#### Exercise task 1
According to the Cach v. Askew summary, what position did Diana Eakins hold?

___ Page text

Cach v. Askew had to do with business records and hearsay. Cach had presented 2 bills of sale as evidence of their ownership of Askew's account. One was from Washington Mutual to Worldwide Asset Purchasing and the other was from Worldwide Asset to Cach. Neither bill of sale referenced Askew's name or account number.

Cach had a witness, Diana Eakins. She was the records custodian for Square Two Financial which owns Cach. Hearsay can be admitted as evidence if a custodian or other qualified witness can testify that the records are what they appear to be, the mode of preparation, and that they were prepared in the regular course of that business.

Askew objected to Cach's documents, especially the bill of sale from WAMU to Worldwide (Exhibit 7). He claimed Exhibit 7 was inadmissible hearsay because Eakins was not a qualified witness who could testify as to the preparation of the document or that it was prepared in the normal course of business. He said the lower court erred in allowing the bill of sale from WAMU to Worldwide to be admitted because Eakins had never worked for WAMU. She had no way of knowing how WAMU prepared documents and could not testify that a WAMU document was made in the regular course of business.

Eakins stated that she had training with most of the major banks with whom Cach had business. (What she meant by "training" is not explained). However, she had never had any training with Providian, the bank with whom the card originated, or with WAMU.

When Eakins was asked how the WAMU document was prepared, she answered by saying "in the normal and ordinary course of business". In other words, she had no idea.

The court stated: "To be a "qualified witness" who can lay the foundation for a business record pursuant to § 490.680, Eakins must have "sufficient knowledge of the business operation and methods of keeping records of the business to give the records probity."

"Eakins' testimony was insufficient to meet this burden. As in C & W Asset, Eakins lacked sufficient knowledge of when or how Exhibit 7 was prepared."

In other words, she had to know something about WAMU's business operations in order to be able to offer testimony about a WAMU record (the bill of sale). Since she had no knowledge of how the exhibit was prepared, she couldn't offer testimony as to the validity, accuracy, or anything else regarding the bill of sale.

______

#### Exercise task 2
Copy the entries from the line with "- spot: [698, 24, 706, 32]" to the line with "- spot: [678, 159, 683, 164]", keeping both of those lines.

___ Data for this task

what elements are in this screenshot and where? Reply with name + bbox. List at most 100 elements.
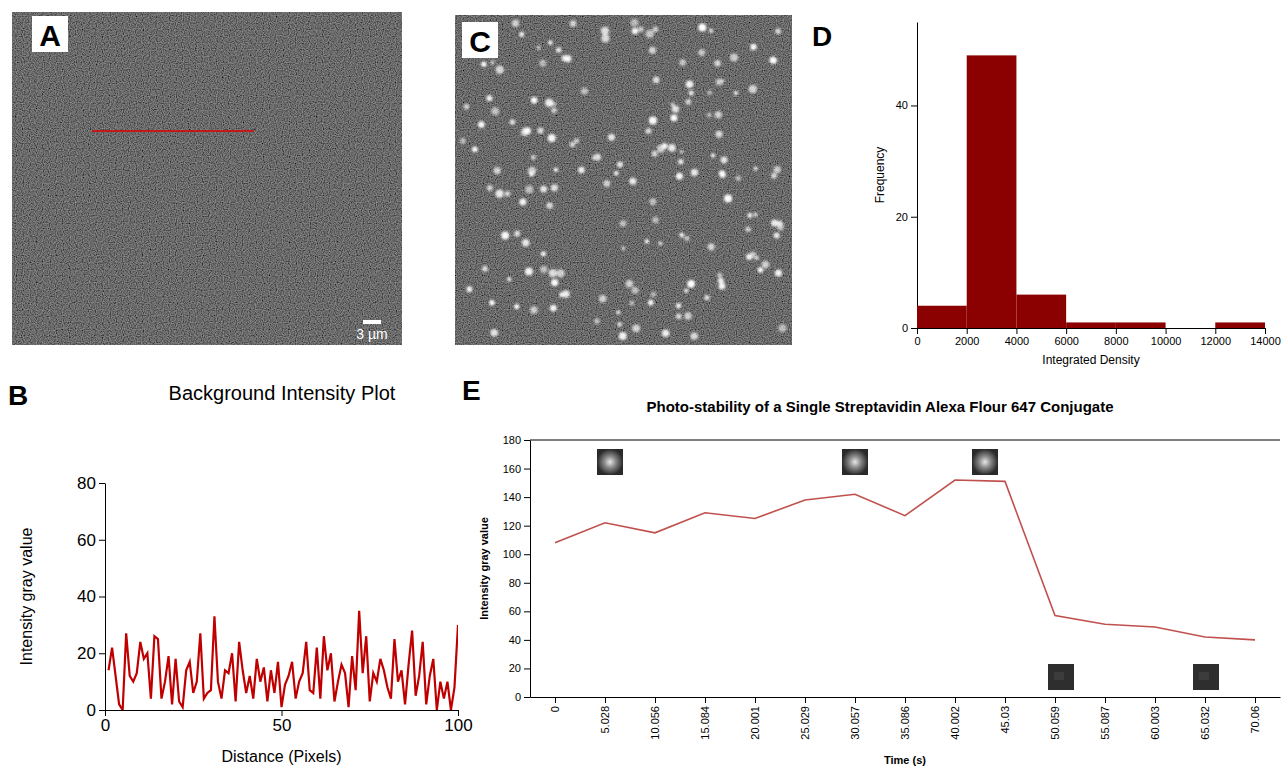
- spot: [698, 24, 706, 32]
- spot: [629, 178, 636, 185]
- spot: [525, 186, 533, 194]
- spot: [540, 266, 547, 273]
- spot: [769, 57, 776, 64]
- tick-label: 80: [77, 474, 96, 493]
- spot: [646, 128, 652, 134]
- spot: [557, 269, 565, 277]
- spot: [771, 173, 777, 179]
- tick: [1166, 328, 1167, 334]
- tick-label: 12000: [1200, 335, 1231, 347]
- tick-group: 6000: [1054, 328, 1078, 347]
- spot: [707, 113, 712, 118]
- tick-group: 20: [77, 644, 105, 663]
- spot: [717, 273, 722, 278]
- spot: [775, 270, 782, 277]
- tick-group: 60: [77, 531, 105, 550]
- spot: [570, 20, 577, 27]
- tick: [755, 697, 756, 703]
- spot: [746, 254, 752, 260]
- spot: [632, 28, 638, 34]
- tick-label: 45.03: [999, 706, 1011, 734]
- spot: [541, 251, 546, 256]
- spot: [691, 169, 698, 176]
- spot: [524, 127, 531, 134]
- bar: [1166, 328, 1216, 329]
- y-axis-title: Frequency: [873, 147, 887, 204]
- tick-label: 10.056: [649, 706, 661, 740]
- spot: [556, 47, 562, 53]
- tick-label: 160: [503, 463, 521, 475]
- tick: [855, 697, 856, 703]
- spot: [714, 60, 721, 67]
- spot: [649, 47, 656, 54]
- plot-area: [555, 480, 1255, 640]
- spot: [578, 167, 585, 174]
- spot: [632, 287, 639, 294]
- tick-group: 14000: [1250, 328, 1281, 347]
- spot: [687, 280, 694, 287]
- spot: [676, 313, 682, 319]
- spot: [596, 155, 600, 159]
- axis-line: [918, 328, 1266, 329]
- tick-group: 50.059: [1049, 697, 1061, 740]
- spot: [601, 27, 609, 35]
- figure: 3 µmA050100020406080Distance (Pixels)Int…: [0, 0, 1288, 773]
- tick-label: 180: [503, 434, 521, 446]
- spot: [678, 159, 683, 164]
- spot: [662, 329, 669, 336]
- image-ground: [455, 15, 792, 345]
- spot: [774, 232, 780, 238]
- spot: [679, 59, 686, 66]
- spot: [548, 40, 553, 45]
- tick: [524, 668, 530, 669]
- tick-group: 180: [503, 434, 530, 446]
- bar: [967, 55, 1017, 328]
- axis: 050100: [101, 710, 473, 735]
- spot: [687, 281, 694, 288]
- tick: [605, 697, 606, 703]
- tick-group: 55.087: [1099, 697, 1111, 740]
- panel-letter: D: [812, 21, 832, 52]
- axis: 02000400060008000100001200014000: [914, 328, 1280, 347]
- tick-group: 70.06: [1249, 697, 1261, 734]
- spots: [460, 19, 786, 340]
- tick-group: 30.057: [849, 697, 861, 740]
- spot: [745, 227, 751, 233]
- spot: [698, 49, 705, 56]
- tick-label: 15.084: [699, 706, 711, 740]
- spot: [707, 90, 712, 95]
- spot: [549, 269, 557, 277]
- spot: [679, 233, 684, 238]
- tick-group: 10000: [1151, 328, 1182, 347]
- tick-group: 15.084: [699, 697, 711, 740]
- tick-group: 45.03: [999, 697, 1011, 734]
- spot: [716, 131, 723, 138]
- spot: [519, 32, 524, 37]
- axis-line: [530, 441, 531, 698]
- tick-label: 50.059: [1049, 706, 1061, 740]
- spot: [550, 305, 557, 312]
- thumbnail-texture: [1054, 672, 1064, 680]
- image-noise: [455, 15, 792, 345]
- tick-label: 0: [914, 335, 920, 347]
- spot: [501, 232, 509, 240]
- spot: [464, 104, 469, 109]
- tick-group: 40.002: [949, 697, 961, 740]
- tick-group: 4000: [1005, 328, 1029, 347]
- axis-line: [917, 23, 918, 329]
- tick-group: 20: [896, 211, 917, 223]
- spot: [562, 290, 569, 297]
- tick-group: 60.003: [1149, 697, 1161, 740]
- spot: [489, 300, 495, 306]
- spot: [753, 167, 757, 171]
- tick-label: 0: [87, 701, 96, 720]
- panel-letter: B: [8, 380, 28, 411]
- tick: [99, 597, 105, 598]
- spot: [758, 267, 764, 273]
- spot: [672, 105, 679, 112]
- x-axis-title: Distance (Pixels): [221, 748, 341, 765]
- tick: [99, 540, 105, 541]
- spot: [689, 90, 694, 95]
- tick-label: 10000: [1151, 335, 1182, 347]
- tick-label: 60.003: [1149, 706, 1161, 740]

______

#### Worked solution 1
She was the records custodian for Square Two Financial, which owns Cach.

#### Worked solution 2
- spot: [698, 24, 706, 32]
- spot: [629, 178, 636, 185]
- spot: [525, 186, 533, 194]
- spot: [540, 266, 547, 273]
- spot: [769, 57, 776, 64]
- tick-label: 80: [77, 474, 96, 493]
- spot: [646, 128, 652, 134]
- spot: [557, 269, 565, 277]
- spot: [771, 173, 777, 179]
- tick: [1166, 328, 1167, 334]
- tick-label: 12000: [1200, 335, 1231, 347]
- tick-group: 6000: [1054, 328, 1078, 347]
- spot: [707, 113, 712, 118]
- tick-group: 20: [77, 644, 105, 663]
- spot: [717, 273, 722, 278]
- spot: [775, 270, 782, 277]
- tick-group: 60: [77, 531, 105, 550]
- spot: [570, 20, 577, 27]
- tick: [755, 697, 756, 703]
- spot: [746, 254, 752, 260]
- spot: [632, 28, 638, 34]
- tick-label: 45.03: [999, 706, 1011, 734]
- spot: [541, 251, 546, 256]
- spot: [691, 169, 698, 176]
- spot: [524, 127, 531, 134]
- bar: [1166, 328, 1216, 329]
- y-axis-title: Frequency: [873, 147, 887, 204]
- tick-label: 10.056: [649, 706, 661, 740]
- spot: [556, 47, 562, 53]
- tick-label: 160: [503, 463, 521, 475]
- tick: [855, 697, 856, 703]
- spot: [714, 60, 721, 67]
- spot: [649, 47, 656, 54]
- plot-area: [555, 480, 1255, 640]
- spot: [578, 167, 585, 174]
- spot: [632, 287, 639, 294]
- tick-group: 14000: [1250, 328, 1281, 347]
- spot: [687, 280, 694, 287]
- spot: [676, 313, 682, 319]
- spot: [596, 155, 600, 159]
- axis-line: [918, 328, 1266, 329]
- tick-group: 50.059: [1049, 697, 1061, 740]
- spot: [601, 27, 609, 35]
- figure: 3 µmA050100020406080Distance (Pixels)Int…: [0, 0, 1288, 773]
- tick-label: 180: [503, 434, 521, 446]
- spot: [678, 159, 683, 164]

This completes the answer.